AVAILABLE RECORDS |
————————

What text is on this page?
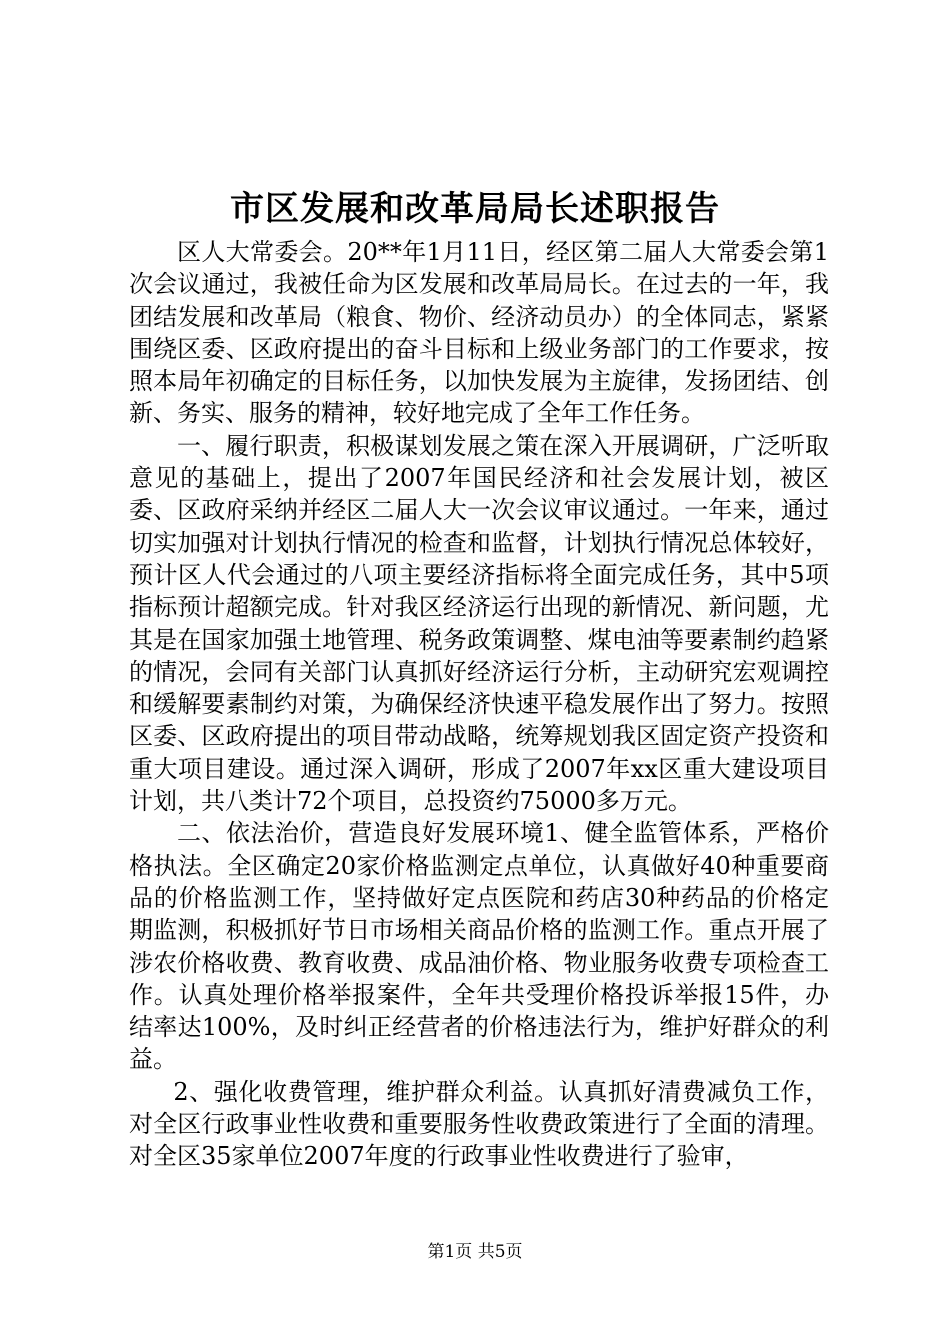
市区发展和改革局局长述职报告

区人大常委会。20**年1月11日，经区第二届人大常委会第1次会议通过，我被任命为区发展和改革局局长。在过去的一年，我团结发展和改革局（粮食、物价、经济动员办）的全体同志，紧紧围绕区委、区政府提出的奋斗目标和上级业务部门的工作要求，按照本局年初确定的目标任务，以加快发展为主旋律，发扬团结、创新、务实、服务的精神，较好地完成了全年工作任务。

一、履行职责，积极谋划发展之策在深入开展调研，广泛听取意见的基础上，提出了2007年国民经济和社会发展计划，被区委、区政府采纳并经区二届人大一次会议审议通过。一年来，通过切实加强对计划执行情况的检查和监督，计划执行情况总体较好，预计区人代会通过的八项主要经济指标将全面完成任务，其中5项指标预计超额完成。针对我区经济运行出现的新情况、新问题，尤其是在国家加强土地管理、税务政策调整、煤电油等要素制约趋紧的情况，会同有关部门认真抓好经济运行分析，主动研究宏观调控和缓解要素制约对策，为确保经济快速平稳发展作出了努力。按照区委、区政府提出的项目带动战略，统筹规划我区固定资产投资和重大项目建设。通过深入调研，形成了2007年xx区重大建设项目计划，共八类计72个项目，总投资约75000多万元。

二、依法治价，营造良好发展环境1、健全监管体系，严格价格执法。全区确定20家价格监测定点单位，认真做好40种重要商品的价格监测工作，坚持做好定点医院和药店30种药品的价格定期监测，积极抓好节日市场相关商品价格的监测工作。重点开展了涉农价格收费、教育收费、成品油价格、物业服务收费专项检查工作。认真处理价格举报案件，全年共受理价格投诉举报15件，办结率达100%，及时纠正经营者的价格违法行为，维护好群众的利益。

2、强化收费管理，维护群众利益。认真抓好清费减负工作，对全区行政事业性收费和重要服务性收费政策进行了全面的清理。对全区35家单位2007年度的行政事业性收费进行了验审，

第1页 共5页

————————

EXERCISE DESCRIPTION | Copy the records above exactly. The pictures are not part of the copy.

COMPLETE OUTPUT |
What text is on this page?
市区发展和改革局局长述职报告

区人大常委会。20**年1月11日，经区第二届人大常委会第1次会议通过，我被任命为区发展和改革局局长。在过去的一年，我团结发展和改革局（粮食、物价、经济动员办）的全体同志，紧紧围绕区委、区政府提出的奋斗目标和上级业务部门的工作要求，按照本局年初确定的目标任务，以加快发展为主旋律，发扬团结、创新、务实、服务的精神，较好地完成了全年工作任务。

一、履行职责，积极谋划发展之策在深入开展调研，广泛听取意见的基础上，提出了2007年国民经济和社会发展计划，被区委、区政府采纳并经区二届人大一次会议审议通过。一年来，通过切实加强对计划执行情况的检查和监督，计划执行情况总体较好，预计区人代会通过的八项主要经济指标将全面完成任务，其中5项指标预计超额完成。针对我区经济运行出现的新情况、新问题，尤其是在国家加强土地管理、税务政策调整、煤电油等要素制约趋紧的情况，会同有关部门认真抓好经济运行分析，主动研究宏观调控和缓解要素制约对策，为确保经济快速平稳发展作出了努力。按照区委、区政府提出的项目带动战略，统筹规划我区固定资产投资和重大项目建设。通过深入调研，形成了2007年xx区重大建设项目计划，共八类计72个项目，总投资约75000多万元。

二、依法治价，营造良好发展环境1、健全监管体系，严格价格执法。全区确定20家价格监测定点单位，认真做好40种重要商品的价格监测工作，坚持做好定点医院和药店30种药品的价格定期监测，积极抓好节日市场相关商品价格的监测工作。重点开展了涉农价格收费、教育收费、成品油价格、物业服务收费专项检查工作。认真处理价格举报案件，全年共受理价格投诉举报15件，办结率达100%，及时纠正经营者的价格违法行为，维护好群众的利益。

2、强化收费管理，维护群众利益。认真抓好清费减负工作，对全区行政事业性收费和重要服务性收费政策进行了全面的清理。对全区35家单位2007年度的行政事业性收费进行了验审，

第1页 共5页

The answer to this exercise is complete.